Word for word, quote all of the material, omitting the pictures.

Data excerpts
+++
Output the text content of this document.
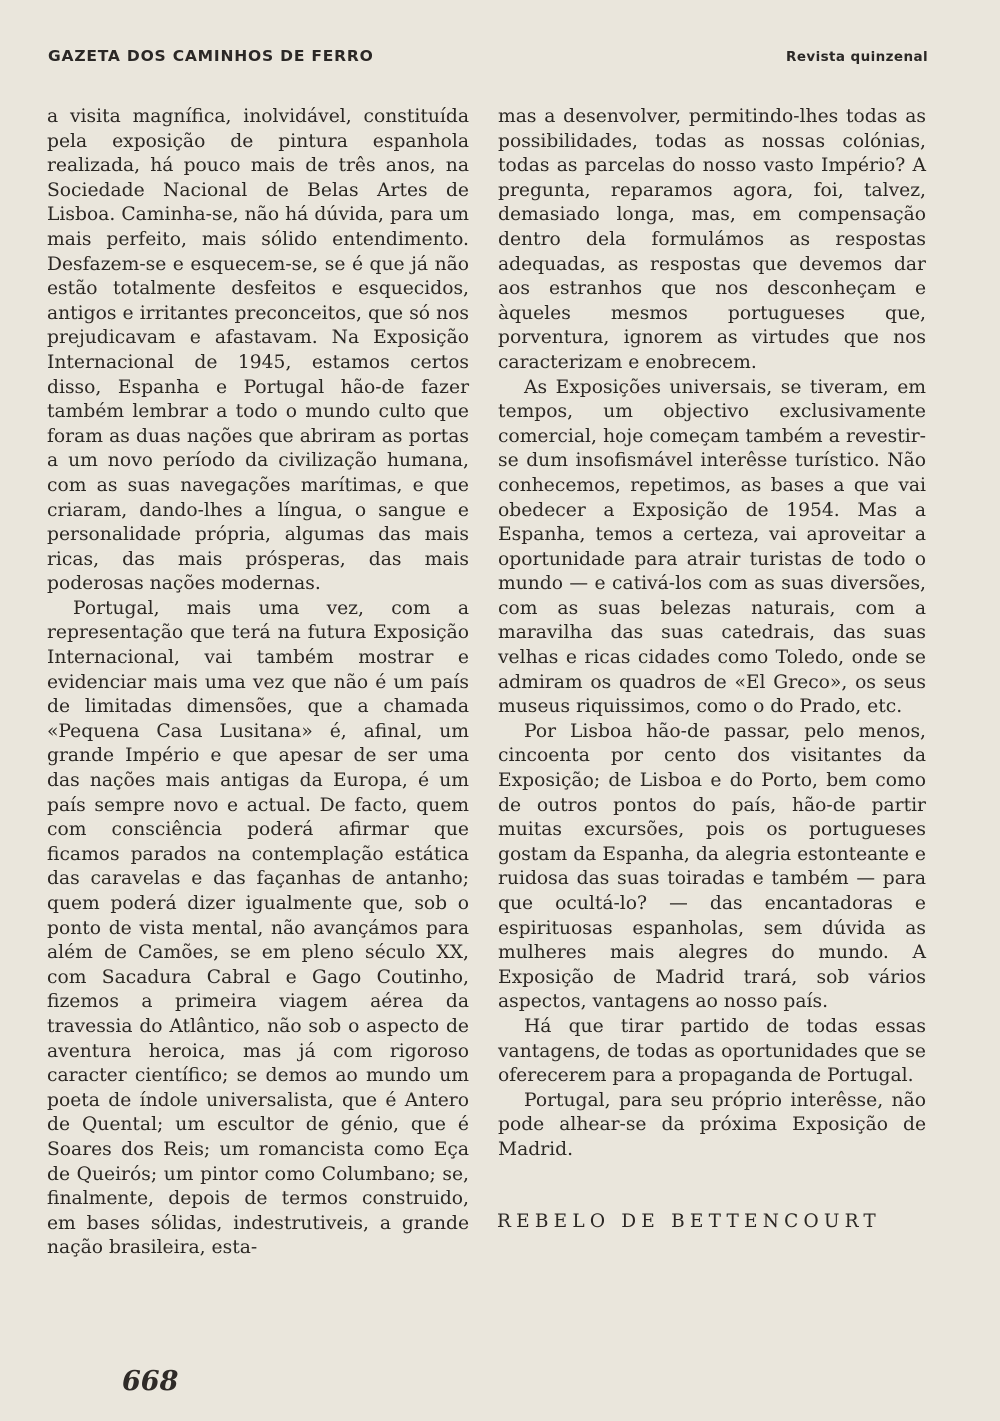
GAZETA DOS CAMINHOS DE FERRO	Revista quinzenal

a visita magnífica, inolvidável, constituída pela exposição de pintura espanhola realizada, há pouco mais de três anos, na Sociedade Nacional de Belas Artes de Lisboa. Caminha-se, não há dúvida, para um mais perfeito, mais sólido entendimento. Desfazem-se e esquecem-se, se é que já não estão totalmente desfeitos e esquecidos, antigos e irritantes preconceitos, que só nos prejudicavam e afastavam. Na Exposição Internacional de 1945, estamos certos disso, Espanha e Portugal hão-de fazer também lembrar a todo o mundo culto que foram as duas nações que abriram as portas a um novo período da civilização humana, com as suas navegações marítimas, e que criaram, dando-lhes a língua, o sangue e personalidade própria, algumas das mais ricas, das mais prósperas, das mais poderosas nações modernas.

Portugal, mais uma vez, com a representação que terá na futura Exposição Internacional, vai também mostrar e evidenciar mais uma vez que não é um país de limitadas dimensões, que a chamada «Pequena Casa Lusitana» é, afinal, um grande Império e que apesar de ser uma das nações mais antigas da Europa, é um país sempre novo e actual. De facto, quem com consciência poderá afirmar que ficamos parados na contemplação estática das caravelas e das façanhas de antanho; quem poderá dizer igualmente que, sob o ponto de vista mental, não avançámos para além de Camões, se em pleno século XX, com Sacadura Cabral e Gago Coutinho, fizemos a primeira viagem aérea da travessia do Atlântico, não sob o aspecto de aventura heroica, mas já com rigoroso caracter científico; se demos ao mundo um poeta de índole universalista, que é Antero de Quental; um escultor de génio, que é Soares dos Reis; um romancista como Eça de Queirós; um pintor como Columbano; se, finalmente, depois de termos construido, em bases sólidas, indestrutiveis, a grande nação brasileira, esta-

mas a desenvolver, permitindo-lhes todas as possibilidades, todas as nossas colónias, todas as parcelas do nosso vasto Império? A pregunta, reparamos agora, foi, talvez, demasiado longa, mas, em compensação dentro dela formulámos as respostas adequadas, as respostas que devemos dar aos estranhos que nos desconheçam e àqueles mesmos portugueses que, porventura, ignorem as virtudes que nos caracterizam e enobrecem.

As Exposições universais, se tiveram, em tempos, um objectivo exclusivamente comercial, hoje começam também a revestir-se dum insofismável interêsse turístico. Não conhecemos, repetimos, as bases a que vai obedecer a Exposição de 1954. Mas a Espanha, temos a certeza, vai aproveitar a oportunidade para atrair turistas de todo o mundo — e cativá-los com as suas diversões, com as suas belezas naturais, com a maravilha das suas catedrais, das suas velhas e ricas cidades como Toledo, onde se admiram os quadros de «El Greco», os seus museus riquissimos, como o do Prado, etc.

Por Lisboa hão-de passar, pelo menos, cincoenta por cento dos visitantes da Exposição; de Lisboa e do Porto, bem como de outros pontos do país, hão-de partir muitas excursões, pois os portugueses gostam da Espanha, da alegria estonteante e ruidosa das suas toiradas e também — para que ocultá-lo? — das encantadoras e espirituosas espanholas, sem dúvida as mulheres mais alegres do mundo. A Exposição de Madrid trará, sob vários aspectos, vantagens ao nosso país.

Há que tirar partido de todas essas vantagens, de todas as oportunidades que se oferecerem para a propaganda de Portugal.

Portugal, para seu próprio interêsse, não pode alhear-se da próxima Exposição de Madrid.

REBELO DE BETTENCOURT
668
+++
Written answer =>
Output the text content of this document.
GAZETA DOS CAMINHOS DE FERRO	Revista quinzenal

a visita magnífica, inolvidável, constituída pela exposição de pintura espanhola realizada, há pouco mais de três anos, na Sociedade Nacional de Belas Artes de Lisboa. Caminha-se, não há dúvida, para um mais perfeito, mais sólido entendimento. Desfazem-se e esquecem-se, se é que já não estão totalmente desfeitos e esquecidos, antigos e irritantes preconceitos, que só nos prejudicavam e afastavam. Na Exposição Internacional de 1945, estamos certos disso, Espanha e Portugal hão-de fazer também lembrar a todo o mundo culto que foram as duas nações que abriram as portas a um novo período da civilização humana, com as suas navegações marítimas, e que criaram, dando-lhes a língua, o sangue e personalidade própria, algumas das mais ricas, das mais prósperas, das mais poderosas nações modernas.

Portugal, mais uma vez, com a representação que terá na futura Exposição Internacional, vai também mostrar e evidenciar mais uma vez que não é um país de limitadas dimensões, que a chamada «Pequena Casa Lusitana» é, afinal, um grande Império e que apesar de ser uma das nações mais antigas da Europa, é um país sempre novo e actual. De facto, quem com consciência poderá afirmar que ficamos parados na contemplação estática das caravelas e das façanhas de antanho; quem poderá dizer igualmente que, sob o ponto de vista mental, não avançámos para além de Camões, se em pleno século XX, com Sacadura Cabral e Gago Coutinho, fizemos a primeira viagem aérea da travessia do Atlântico, não sob o aspecto de aventura heroica, mas já com rigoroso caracter científico; se demos ao mundo um poeta de índole universalista, que é Antero de Quental; um escultor de génio, que é Soares dos Reis; um romancista como Eça de Queirós; um pintor como Columbano; se, finalmente, depois de termos construido, em bases sólidas, indestrutiveis, a grande nação brasileira, esta-

mas a desenvolver, permitindo-lhes todas as possibilidades, todas as nossas colónias, todas as parcelas do nosso vasto Império? A pregunta, reparamos agora, foi, talvez, demasiado longa, mas, em compensação dentro dela formulámos as respostas adequadas, as respostas que devemos dar aos estranhos que nos desconheçam e àqueles mesmos portugueses que, porventura, ignorem as virtudes que nos caracterizam e enobrecem.

As Exposições universais, se tiveram, em tempos, um objectivo exclusivamente comercial, hoje começam também a revestir-se dum insofismável interêsse turístico. Não conhecemos, repetimos, as bases a que vai obedecer a Exposição de 1954. Mas a Espanha, temos a certeza, vai aproveitar a oportunidade para atrair turistas de todo o mundo — e cativá-los com as suas diversões, com as suas belezas naturais, com a maravilha das suas catedrais, das suas velhas e ricas cidades como Toledo, onde se admiram os quadros de «El Greco», os seus museus riquissimos, como o do Prado, etc.

Por Lisboa hão-de passar, pelo menos, cincoenta por cento dos visitantes da Exposição; de Lisboa e do Porto, bem como de outros pontos do país, hão-de partir muitas excursões, pois os portugueses gostam da Espanha, da alegria estonteante e ruidosa das suas toiradas e também — para que ocultá-lo? — das encantadoras e espirituosas espanholas, sem dúvida as mulheres mais alegres do mundo. A Exposição de Madrid trará, sob vários aspectos, vantagens ao nosso país.

Há que tirar partido de todas essas vantagens, de todas as oportunidades que se oferecerem para a propaganda de Portugal.

Portugal, para seu próprio interêsse, não pode alhear-se da próxima Exposição de Madrid.

REBELO DE BETTENCOURT
668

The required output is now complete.